• _What the task asks_
All entries below are to be written out again exactly, but no picture is to be copied.

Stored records
****************************************
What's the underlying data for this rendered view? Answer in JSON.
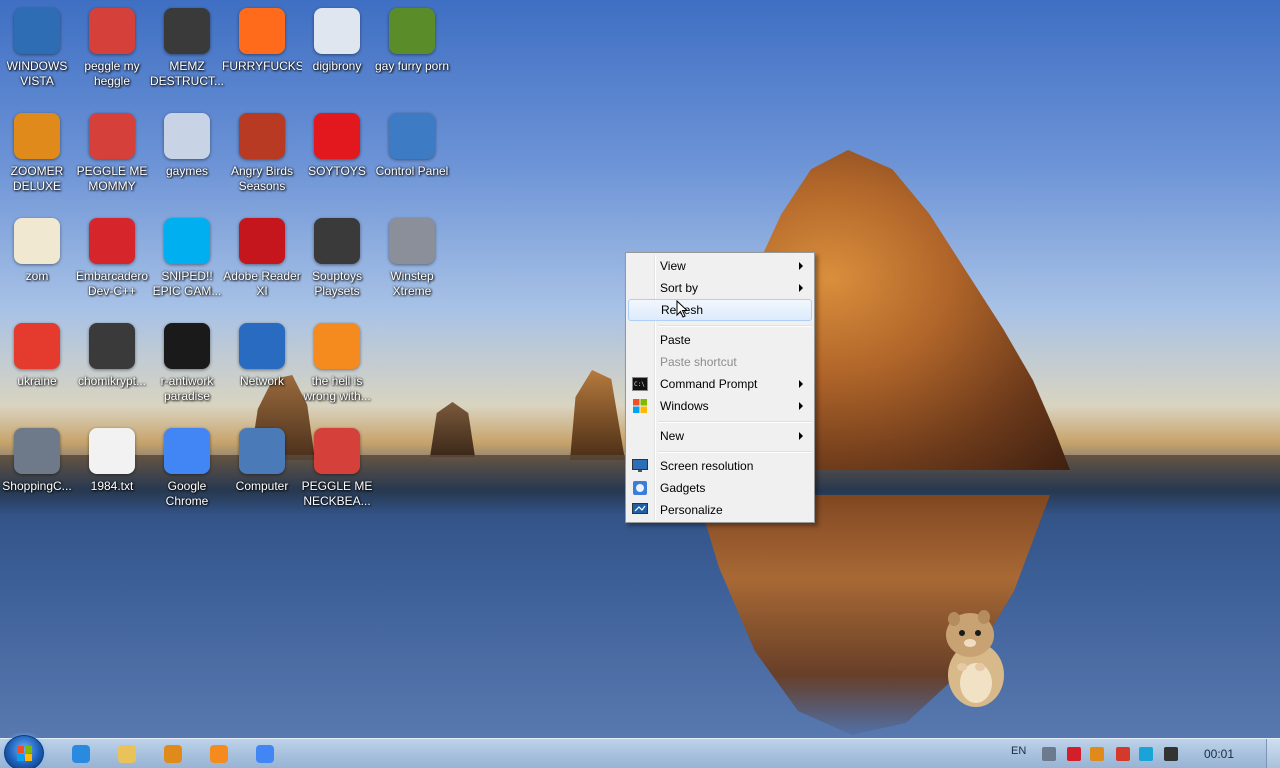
{
  "desktop": {
    "icons": [
      {
        "label": "WINDOWS VISTA",
        "icon": "vista-orb-icon",
        "color": "#2e6db4"
      },
      {
        "label": "peggle my heggle",
        "icon": "peggle-icon",
        "color": "#d6403a"
      },
      {
        "label": "MEMZ DESTRUCT...",
        "icon": "clock-file-icon",
        "color": "#3a3a3a"
      },
      {
        "label": "FURRYFUCKS",
        "icon": "firefox-icon",
        "color": "#ff6b1a"
      },
      {
        "label": "digibrony",
        "icon": "document-icon",
        "color": "#dfe6ef"
      },
      {
        "label": "gay furry porn",
        "icon": "box-game-icon",
        "color": "#5a8c2a"
      },
      {
        "label": "ZOOMER DELUXE",
        "icon": "zoomer-icon",
        "color": "#e08a1c"
      },
      {
        "label": "PEGGLE ME MOMMY",
        "icon": "peggle-icon",
        "color": "#d6403a"
      },
      {
        "label": "gaymes",
        "icon": "cards-icon",
        "color": "#c8d3e6"
      },
      {
        "label": "Angry Birds Seasons",
        "icon": "angry-birds-icon",
        "color": "#b83a22"
      },
      {
        "label": "SOYTOYS",
        "icon": "s-logo-icon",
        "color": "#e3171e"
      },
      {
        "label": "Control Panel",
        "icon": "control-panel-icon",
        "color": "#3d7bc4"
      },
      {
        "label": "zom",
        "icon": "flower-icon",
        "color": "#f0e8d0"
      },
      {
        "label": "Embarcadero Dev-C++",
        "icon": "devcpp-icon",
        "color": "#d7262b"
      },
      {
        "label": "SNIPED!! EPIC GAM...",
        "icon": "skype-icon",
        "color": "#00aff0"
      },
      {
        "label": "Adobe Reader XI",
        "icon": "pdf-icon",
        "color": "#c4161c"
      },
      {
        "label": "Souptoys Playsets",
        "icon": "clock-file-icon",
        "color": "#3a3a3a"
      },
      {
        "label": "Winstep Xtreme",
        "icon": "winstep-icon",
        "color": "#8a8f99"
      },
      {
        "label": "ukraine",
        "icon": "radiation-icon",
        "color": "#e53b2f"
      },
      {
        "label": "chomikrypt...",
        "icon": "clock-file-icon",
        "color": "#3a3a3a"
      },
      {
        "label": "r-antiwork paradise",
        "icon": "antiwork-icon",
        "color": "#1a1a1a"
      },
      {
        "label": "Network",
        "icon": "network-icon",
        "color": "#2a6bc2"
      },
      {
        "label": "the hell is wrong with...",
        "icon": "uc-browser-icon",
        "color": "#f58a1f"
      },
      {
        "label": "ShoppingC...",
        "icon": "flash-icon",
        "color": "#6e7a8a"
      },
      {
        "label": "1984.txt",
        "icon": "text-file-icon",
        "color": "#f2f2f2"
      },
      {
        "label": "Google Chrome",
        "icon": "chrome-icon",
        "color": "#4285f4"
      },
      {
        "label": "Computer",
        "icon": "computer-icon",
        "color": "#4a7bb8"
      },
      {
        "label": "PEGGLE ME NECKBEA...",
        "icon": "peggle-icon",
        "color": "#d6403a"
      }
    ]
  },
  "context_menu": {
    "items": [
      {
        "label": "View",
        "submenu": true
      },
      {
        "label": "Sort by",
        "submenu": true
      },
      {
        "label": "Refresh",
        "highlighted": true
      },
      {
        "label": "Paste"
      },
      {
        "label": "Paste shortcut",
        "disabled": true
      },
      {
        "label": "Command Prompt",
        "submenu": true,
        "icon": "cmd-icon"
      },
      {
        "label": "Windows",
        "submenu": true,
        "icon": "windows-flag-icon"
      },
      {
        "label": "New",
        "submenu": true
      },
      {
        "label": "Screen resolution",
        "icon": "screen-resolution-icon"
      },
      {
        "label": "Gadgets",
        "icon": "gadgets-icon"
      },
      {
        "label": "Personalize",
        "icon": "personalize-icon"
      }
    ]
  },
  "taskbar": {
    "pinned": [
      {
        "name": "internet-explorer-icon",
        "color": "#2a8ae0"
      },
      {
        "name": "file-explorer-icon",
        "color": "#e9c25a"
      },
      {
        "name": "media-player-icon",
        "color": "#e08a1c"
      },
      {
        "name": "uc-browser-icon",
        "color": "#f58a1f"
      },
      {
        "name": "chrome-icon",
        "color": "#4285f4"
      }
    ],
    "tray": {
      "language": "EN",
      "icons": [
        {
          "name": "network-tray-icon",
          "color": "#6b7a8c"
        },
        {
          "name": "antivirus-tray-icon",
          "color": "#d21f2a"
        },
        {
          "name": "search-tray-icon",
          "color": "#e08a1c"
        },
        {
          "name": "flag-tray-icon",
          "color": "#d33a2a"
        },
        {
          "name": "display-tray-icon",
          "color": "#1aa3d6"
        },
        {
          "name": "volume-tray-icon",
          "color": "#333333"
        }
      ],
      "clock": "00:01"
    }
  }
}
****************************************
• _Answer to the problem_
What's the underlying data for this rendered view? Answer in JSON.
{
  "desktop": {
    "icons": [
      {
        "label": "WINDOWS VISTA",
        "icon": "vista-orb-icon",
        "color": "#2e6db4"
      },
      {
        "label": "peggle my heggle",
        "icon": "peggle-icon",
        "color": "#d6403a"
      },
      {
        "label": "MEMZ DESTRUCT...",
        "icon": "clock-file-icon",
        "color": "#3a3a3a"
      },
      {
        "label": "FURRYFUCKS",
        "icon": "firefox-icon",
        "color": "#ff6b1a"
      },
      {
        "label": "digibrony",
        "icon": "document-icon",
        "color": "#dfe6ef"
      },
      {
        "label": "gay furry porn",
        "icon": "box-game-icon",
        "color": "#5a8c2a"
      },
      {
        "label": "ZOOMER DELUXE",
        "icon": "zoomer-icon",
        "color": "#e08a1c"
      },
      {
        "label": "PEGGLE ME MOMMY",
        "icon": "peggle-icon",
        "color": "#d6403a"
      },
      {
        "label": "gaymes",
        "icon": "cards-icon",
        "color": "#c8d3e6"
      },
      {
        "label": "Angry Birds Seasons",
        "icon": "angry-birds-icon",
        "color": "#b83a22"
      },
      {
        "label": "SOYTOYS",
        "icon": "s-logo-icon",
        "color": "#e3171e"
      },
      {
        "label": "Control Panel",
        "icon": "control-panel-icon",
        "color": "#3d7bc4"
      },
      {
        "label": "zom",
        "icon": "flower-icon",
        "color": "#f0e8d0"
      },
      {
        "label": "Embarcadero Dev-C++",
        "icon": "devcpp-icon",
        "color": "#d7262b"
      },
      {
        "label": "SNIPED!! EPIC GAM...",
        "icon": "skype-icon",
        "color": "#00aff0"
      },
      {
        "label": "Adobe Reader XI",
        "icon": "pdf-icon",
        "color": "#c4161c"
      },
      {
        "label": "Souptoys Playsets",
        "icon": "clock-file-icon",
        "color": "#3a3a3a"
      },
      {
        "label": "Winstep Xtreme",
        "icon": "winstep-icon",
        "color": "#8a8f99"
      },
      {
        "label": "ukraine",
        "icon": "radiation-icon",
        "color": "#e53b2f"
      },
      {
        "label": "chomikrypt...",
        "icon": "clock-file-icon",
        "color": "#3a3a3a"
      },
      {
        "label": "r-antiwork paradise",
        "icon": "antiwork-icon",
        "color": "#1a1a1a"
      },
      {
        "label": "Network",
        "icon": "network-icon",
        "color": "#2a6bc2"
      },
      {
        "label": "the hell is wrong with...",
        "icon": "uc-browser-icon",
        "color": "#f58a1f"
      },
      {
        "label": "ShoppingC...",
        "icon": "flash-icon",
        "color": "#6e7a8a"
      },
      {
        "label": "1984.txt",
        "icon": "text-file-icon",
        "color": "#f2f2f2"
      },
      {
        "label": "Google Chrome",
        "icon": "chrome-icon",
        "color": "#4285f4"
      },
      {
        "label": "Computer",
        "icon": "computer-icon",
        "color": "#4a7bb8"
      },
      {
        "label": "PEGGLE ME NECKBEA...",
        "icon": "peggle-icon",
        "color": "#d6403a"
      }
    ]
  },
  "context_menu": {
    "items": [
      {
        "label": "View",
        "submenu": true
      },
      {
        "label": "Sort by",
        "submenu": true
      },
      {
        "label": "Refresh",
        "highlighted": true
      },
      {
        "label": "Paste"
      },
      {
        "label": "Paste shortcut",
        "disabled": true
      },
      {
        "label": "Command Prompt",
        "submenu": true,
        "icon": "cmd-icon"
      },
      {
        "label": "Windows",
        "submenu": true,
        "icon": "windows-flag-icon"
      },
      {
        "label": "New",
        "submenu": true
      },
      {
        "label": "Screen resolution",
        "icon": "screen-resolution-icon"
      },
      {
        "label": "Gadgets",
        "icon": "gadgets-icon"
      },
      {
        "label": "Personalize",
        "icon": "personalize-icon"
      }
    ]
  },
  "taskbar": {
    "pinned": [
      {
        "name": "internet-explorer-icon",
        "color": "#2a8ae0"
      },
      {
        "name": "file-explorer-icon",
        "color": "#e9c25a"
      },
      {
        "name": "media-player-icon",
        "color": "#e08a1c"
      },
      {
        "name": "uc-browser-icon",
        "color": "#f58a1f"
      },
      {
        "name": "chrome-icon",
        "color": "#4285f4"
      }
    ],
    "tray": {
      "language": "EN",
      "icons": [
        {
          "name": "network-tray-icon",
          "color": "#6b7a8c"
        },
        {
          "name": "antivirus-tray-icon",
          "color": "#d21f2a"
        },
        {
          "name": "search-tray-icon",
          "color": "#e08a1c"
        },
        {
          "name": "flag-tray-icon",
          "color": "#d33a2a"
        },
        {
          "name": "display-tray-icon",
          "color": "#1aa3d6"
        },
        {
          "name": "volume-tray-icon",
          "color": "#333333"
        }
      ],
      "clock": "00:01"
    }
  }
}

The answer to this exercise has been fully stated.